## MATERIAL FOR THIS EXERCISE
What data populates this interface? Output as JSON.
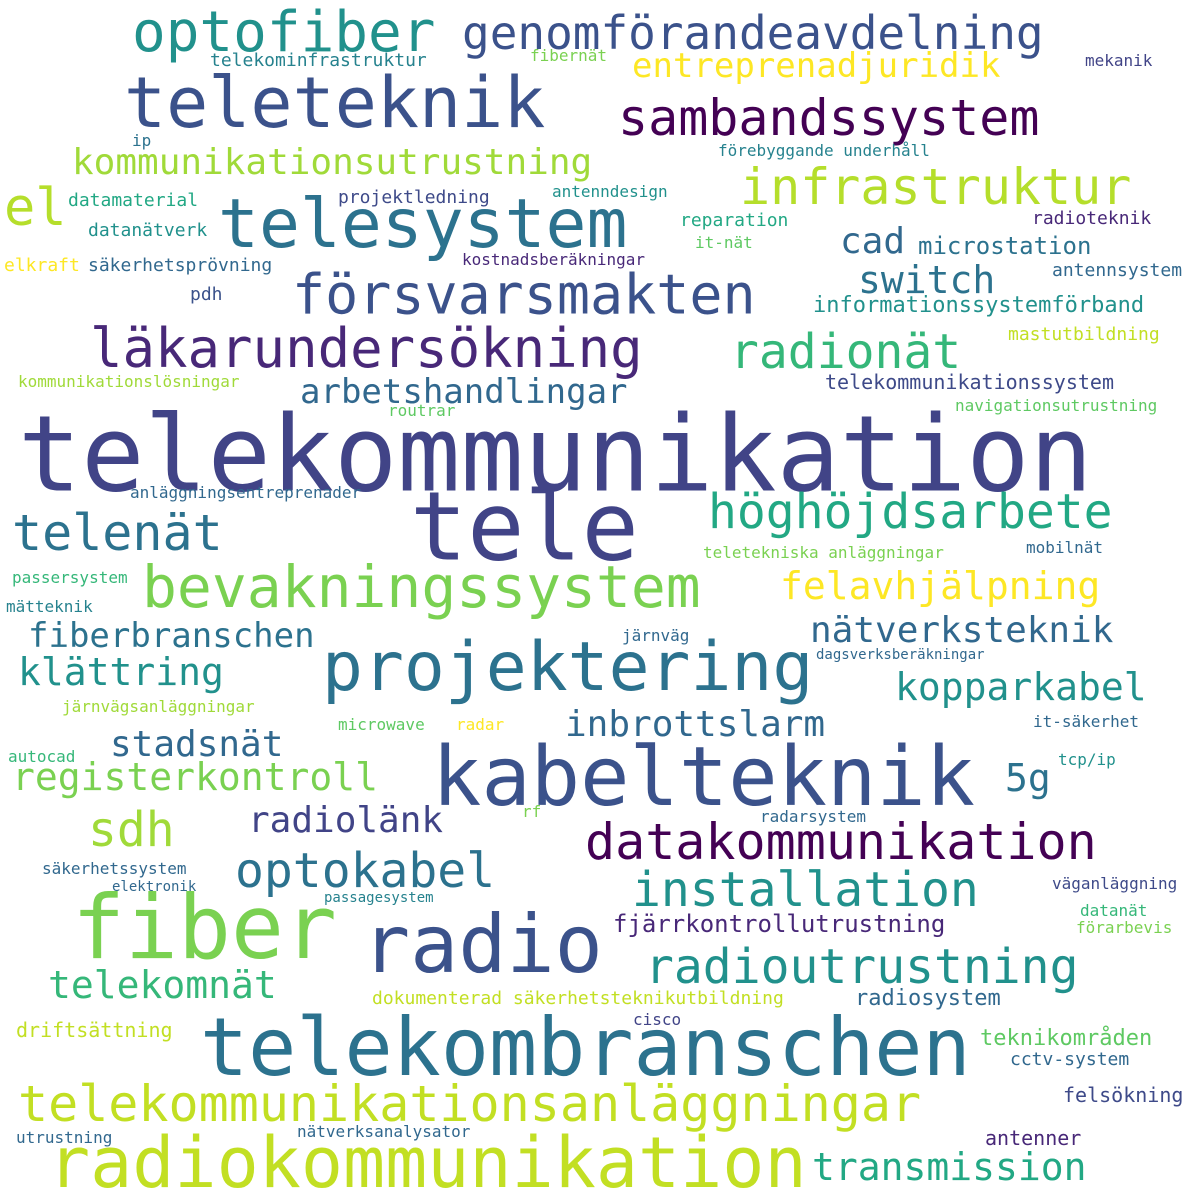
{
  "words": [
    {
      "text": "telekommunikation",
      "color": "#414487"
    },
    {
      "text": "tele",
      "color": "#414487"
    },
    {
      "text": "kabelteknik",
      "color": "#3b528b"
    },
    {
      "text": "telekombranschen",
      "color": "#2c728e"
    },
    {
      "text": "radiokommunikation",
      "color": "#c2df23"
    },
    {
      "text": "fiber",
      "color": "#7ad151"
    },
    {
      "text": "radio",
      "color": "#3b528b"
    },
    {
      "text": "teleteknik",
      "color": "#3b528b"
    },
    {
      "text": "projektering",
      "color": "#2c728e"
    },
    {
      "text": "telesystem",
      "color": "#2c728e"
    },
    {
      "text": "optofiber",
      "color": "#21918c"
    },
    {
      "text": "genomförandeavdelning",
      "color": "#3b528b"
    },
    {
      "text": "försvarsmakten",
      "color": "#3b528b"
    },
    {
      "text": "läkarundersökning",
      "color": "#482878"
    },
    {
      "text": "bevakningssystem",
      "color": "#7ad151"
    },
    {
      "text": "telekommunikationsanläggningar",
      "color": "#c2df23"
    },
    {
      "text": "datakommunikation",
      "color": "#440154"
    },
    {
      "text": "sambandssystem",
      "color": "#440154"
    },
    {
      "text": "infrastruktur",
      "color": "#b5de2b"
    },
    {
      "text": "höghöjdsarbete",
      "color": "#22a884"
    },
    {
      "text": "radioutrustning",
      "color": "#21918c"
    },
    {
      "text": "installation",
      "color": "#21918c"
    },
    {
      "text": "optokabel",
      "color": "#2c728e"
    },
    {
      "text": "radionät",
      "color": "#35b779"
    },
    {
      "text": "telenät",
      "color": "#2c728e"
    },
    {
      "text": "sdh",
      "color": "#a0da39"
    },
    {
      "text": "transmission",
      "color": "#22a884"
    },
    {
      "text": "registerkontroll",
      "color": "#7ad151"
    },
    {
      "text": "telekomnät",
      "color": "#35b779"
    },
    {
      "text": "kommunikationsutrustning",
      "color": "#a0da39"
    },
    {
      "text": "felavhjälpning",
      "color": "#fde725"
    },
    {
      "text": "el",
      "color": "#b5de2b"
    },
    {
      "text": "klättring",
      "color": "#21918c"
    },
    {
      "text": "kopparkabel",
      "color": "#21918c"
    },
    {
      "text": "entreprenadjuridik",
      "color": "#fde725"
    },
    {
      "text": "fiberbranschen",
      "color": "#2c728e"
    },
    {
      "text": "nätverksteknik",
      "color": "#31688e"
    },
    {
      "text": "inbrottslarm",
      "color": "#31688e"
    },
    {
      "text": "radiolänk",
      "color": "#414487"
    },
    {
      "text": "stadsnät",
      "color": "#31688e"
    },
    {
      "text": "arbetshandlingar",
      "color": "#31688e"
    },
    {
      "text": "switch",
      "color": "#2c728e"
    },
    {
      "text": "fjärrkontrollutrustning",
      "color": "#482878"
    },
    {
      "text": "5g",
      "color": "#2c728e"
    },
    {
      "text": "cad",
      "color": "#31688e"
    },
    {
      "text": "microstation",
      "color": "#2c728e"
    },
    {
      "text": "informationssystemförband",
      "color": "#21918c"
    },
    {
      "text": "radiosystem",
      "color": "#31688e"
    },
    {
      "text": "telekommunikationssystem",
      "color": "#3e4a89"
    },
    {
      "text": "teknikområden",
      "color": "#5ec962"
    },
    {
      "text": "dokumenterad säkerhetsteknikutbildning",
      "color": "#c2df23"
    },
    {
      "text": "nätverksanalysator",
      "color": "#31688e"
    },
    {
      "text": "antenner",
      "color": "#482878"
    },
    {
      "text": "felsökning",
      "color": "#3e4a89"
    },
    {
      "text": "cctv-system",
      "color": "#31688e"
    },
    {
      "text": "driftsättning",
      "color": "#c2df23"
    },
    {
      "text": "radioteknik",
      "color": "#482878"
    },
    {
      "text": "antennsystem",
      "color": "#31688e"
    },
    {
      "text": "mastutbildning",
      "color": "#c2df23"
    },
    {
      "text": "navigationsutrustning",
      "color": "#5ec962"
    },
    {
      "text": "telekominfrastruktur",
      "color": "#26828e"
    },
    {
      "text": "fibernät",
      "color": "#7ad151"
    },
    {
      "text": "mekanik",
      "color": "#414487"
    },
    {
      "text": "förebyggande underhåll",
      "color": "#26828e"
    },
    {
      "text": "ip",
      "color": "#2c728e"
    },
    {
      "text": "projektledning",
      "color": "#3e4a89"
    },
    {
      "text": "antenndesign",
      "color": "#21918c"
    },
    {
      "text": "datamaterial",
      "color": "#22a884"
    },
    {
      "text": "datanätverk",
      "color": "#21918c"
    },
    {
      "text": "reparation",
      "color": "#22a884"
    },
    {
      "text": "it-nät",
      "color": "#5ec962"
    },
    {
      "text": "elkraft",
      "color": "#fde725"
    },
    {
      "text": "säkerhetsprövning",
      "color": "#31688e"
    },
    {
      "text": "kostnadsberäkningar",
      "color": "#482878"
    },
    {
      "text": "pdh",
      "color": "#3b528b"
    },
    {
      "text": "kommunikationslösningar",
      "color": "#a0da39"
    },
    {
      "text": "routrar",
      "color": "#5ec962"
    },
    {
      "text": "anläggningsentreprenader",
      "color": "#31688e"
    },
    {
      "text": "teletekniska anläggningar",
      "color": "#7ad151"
    },
    {
      "text": "mobilnät",
      "color": "#31688e"
    },
    {
      "text": "passersystem",
      "color": "#35b779"
    },
    {
      "text": "mätteknik",
      "color": "#26828e"
    },
    {
      "text": "järnväg",
      "color": "#31688e"
    },
    {
      "text": "dagsverksberäkningar",
      "color": "#31688e"
    },
    {
      "text": "järnvägsanläggningar",
      "color": "#a0da39"
    },
    {
      "text": "microwave",
      "color": "#5ec962"
    },
    {
      "text": "radar",
      "color": "#fde725"
    },
    {
      "text": "it-säkerhet",
      "color": "#31688e"
    },
    {
      "text": "autocad",
      "color": "#35b779"
    },
    {
      "text": "tcp/ip",
      "color": "#21918c"
    },
    {
      "text": "rf",
      "color": "#7ad151"
    },
    {
      "text": "radarsystem",
      "color": "#31688e"
    },
    {
      "text": "säkerhetssystem",
      "color": "#31688e"
    },
    {
      "text": "elektronik",
      "color": "#31688e"
    },
    {
      "text": "passagesystem",
      "color": "#26828e"
    },
    {
      "text": "väganläggning",
      "color": "#3e4a89"
    },
    {
      "text": "datanät",
      "color": "#35b779"
    },
    {
      "text": "förarbevis",
      "color": "#7ad151"
    },
    {
      "text": "cisco",
      "color": "#414487"
    },
    {
      "text": "utrustning",
      "color": "#31688e"
    }
  ]
}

## WHAT IS REQUIRED
Write the records out again in full, exactly, and skip every picture.

## TASK RESPONSE
What data populates this interface? Output as JSON.
{
  "words": [
    {
      "text": "telekommunikation",
      "color": "#414487"
    },
    {
      "text": "tele",
      "color": "#414487"
    },
    {
      "text": "kabelteknik",
      "color": "#3b528b"
    },
    {
      "text": "telekombranschen",
      "color": "#2c728e"
    },
    {
      "text": "radiokommunikation",
      "color": "#c2df23"
    },
    {
      "text": "fiber",
      "color": "#7ad151"
    },
    {
      "text": "radio",
      "color": "#3b528b"
    },
    {
      "text": "teleteknik",
      "color": "#3b528b"
    },
    {
      "text": "projektering",
      "color": "#2c728e"
    },
    {
      "text": "telesystem",
      "color": "#2c728e"
    },
    {
      "text": "optofiber",
      "color": "#21918c"
    },
    {
      "text": "genomförandeavdelning",
      "color": "#3b528b"
    },
    {
      "text": "försvarsmakten",
      "color": "#3b528b"
    },
    {
      "text": "läkarundersökning",
      "color": "#482878"
    },
    {
      "text": "bevakningssystem",
      "color": "#7ad151"
    },
    {
      "text": "telekommunikationsanläggningar",
      "color": "#c2df23"
    },
    {
      "text": "datakommunikation",
      "color": "#440154"
    },
    {
      "text": "sambandssystem",
      "color": "#440154"
    },
    {
      "text": "infrastruktur",
      "color": "#b5de2b"
    },
    {
      "text": "höghöjdsarbete",
      "color": "#22a884"
    },
    {
      "text": "radioutrustning",
      "color": "#21918c"
    },
    {
      "text": "installation",
      "color": "#21918c"
    },
    {
      "text": "optokabel",
      "color": "#2c728e"
    },
    {
      "text": "radionät",
      "color": "#35b779"
    },
    {
      "text": "telenät",
      "color": "#2c728e"
    },
    {
      "text": "sdh",
      "color": "#a0da39"
    },
    {
      "text": "transmission",
      "color": "#22a884"
    },
    {
      "text": "registerkontroll",
      "color": "#7ad151"
    },
    {
      "text": "telekomnät",
      "color": "#35b779"
    },
    {
      "text": "kommunikationsutrustning",
      "color": "#a0da39"
    },
    {
      "text": "felavhjälpning",
      "color": "#fde725"
    },
    {
      "text": "el",
      "color": "#b5de2b"
    },
    {
      "text": "klättring",
      "color": "#21918c"
    },
    {
      "text": "kopparkabel",
      "color": "#21918c"
    },
    {
      "text": "entreprenadjuridik",
      "color": "#fde725"
    },
    {
      "text": "fiberbranschen",
      "color": "#2c728e"
    },
    {
      "text": "nätverksteknik",
      "color": "#31688e"
    },
    {
      "text": "inbrottslarm",
      "color": "#31688e"
    },
    {
      "text": "radiolänk",
      "color": "#414487"
    },
    {
      "text": "stadsnät",
      "color": "#31688e"
    },
    {
      "text": "arbetshandlingar",
      "color": "#31688e"
    },
    {
      "text": "switch",
      "color": "#2c728e"
    },
    {
      "text": "fjärrkontrollutrustning",
      "color": "#482878"
    },
    {
      "text": "5g",
      "color": "#2c728e"
    },
    {
      "text": "cad",
      "color": "#31688e"
    },
    {
      "text": "microstation",
      "color": "#2c728e"
    },
    {
      "text": "informationssystemförband",
      "color": "#21918c"
    },
    {
      "text": "radiosystem",
      "color": "#31688e"
    },
    {
      "text": "telekommunikationssystem",
      "color": "#3e4a89"
    },
    {
      "text": "teknikområden",
      "color": "#5ec962"
    },
    {
      "text": "dokumenterad säkerhetsteknikutbildning",
      "color": "#c2df23"
    },
    {
      "text": "nätverksanalysator",
      "color": "#31688e"
    },
    {
      "text": "antenner",
      "color": "#482878"
    },
    {
      "text": "felsökning",
      "color": "#3e4a89"
    },
    {
      "text": "cctv-system",
      "color": "#31688e"
    },
    {
      "text": "driftsättning",
      "color": "#c2df23"
    },
    {
      "text": "radioteknik",
      "color": "#482878"
    },
    {
      "text": "antennsystem",
      "color": "#31688e"
    },
    {
      "text": "mastutbildning",
      "color": "#c2df23"
    },
    {
      "text": "navigationsutrustning",
      "color": "#5ec962"
    },
    {
      "text": "telekominfrastruktur",
      "color": "#26828e"
    },
    {
      "text": "fibernät",
      "color": "#7ad151"
    },
    {
      "text": "mekanik",
      "color": "#414487"
    },
    {
      "text": "förebyggande underhåll",
      "color": "#26828e"
    },
    {
      "text": "ip",
      "color": "#2c728e"
    },
    {
      "text": "projektledning",
      "color": "#3e4a89"
    },
    {
      "text": "antenndesign",
      "color": "#21918c"
    },
    {
      "text": "datamaterial",
      "color": "#22a884"
    },
    {
      "text": "datanätverk",
      "color": "#21918c"
    },
    {
      "text": "reparation",
      "color": "#22a884"
    },
    {
      "text": "it-nät",
      "color": "#5ec962"
    },
    {
      "text": "elkraft",
      "color": "#fde725"
    },
    {
      "text": "säkerhetsprövning",
      "color": "#31688e"
    },
    {
      "text": "kostnadsberäkningar",
      "color": "#482878"
    },
    {
      "text": "pdh",
      "color": "#3b528b"
    },
    {
      "text": "kommunikationslösningar",
      "color": "#a0da39"
    },
    {
      "text": "routrar",
      "color": "#5ec962"
    },
    {
      "text": "anläggningsentreprenader",
      "color": "#31688e"
    },
    {
      "text": "teletekniska anläggningar",
      "color": "#7ad151"
    },
    {
      "text": "mobilnät",
      "color": "#31688e"
    },
    {
      "text": "passersystem",
      "color": "#35b779"
    },
    {
      "text": "mätteknik",
      "color": "#26828e"
    },
    {
      "text": "järnväg",
      "color": "#31688e"
    },
    {
      "text": "dagsverksberäkningar",
      "color": "#31688e"
    },
    {
      "text": "järnvägsanläggningar",
      "color": "#a0da39"
    },
    {
      "text": "microwave",
      "color": "#5ec962"
    },
    {
      "text": "radar",
      "color": "#fde725"
    },
    {
      "text": "it-säkerhet",
      "color": "#31688e"
    },
    {
      "text": "autocad",
      "color": "#35b779"
    },
    {
      "text": "tcp/ip",
      "color": "#21918c"
    },
    {
      "text": "rf",
      "color": "#7ad151"
    },
    {
      "text": "radarsystem",
      "color": "#31688e"
    },
    {
      "text": "säkerhetssystem",
      "color": "#31688e"
    },
    {
      "text": "elektronik",
      "color": "#31688e"
    },
    {
      "text": "passagesystem",
      "color": "#26828e"
    },
    {
      "text": "väganläggning",
      "color": "#3e4a89"
    },
    {
      "text": "datanät",
      "color": "#35b779"
    },
    {
      "text": "förarbevis",
      "color": "#7ad151"
    },
    {
      "text": "cisco",
      "color": "#414487"
    },
    {
      "text": "utrustning",
      "color": "#31688e"
    }
  ]
}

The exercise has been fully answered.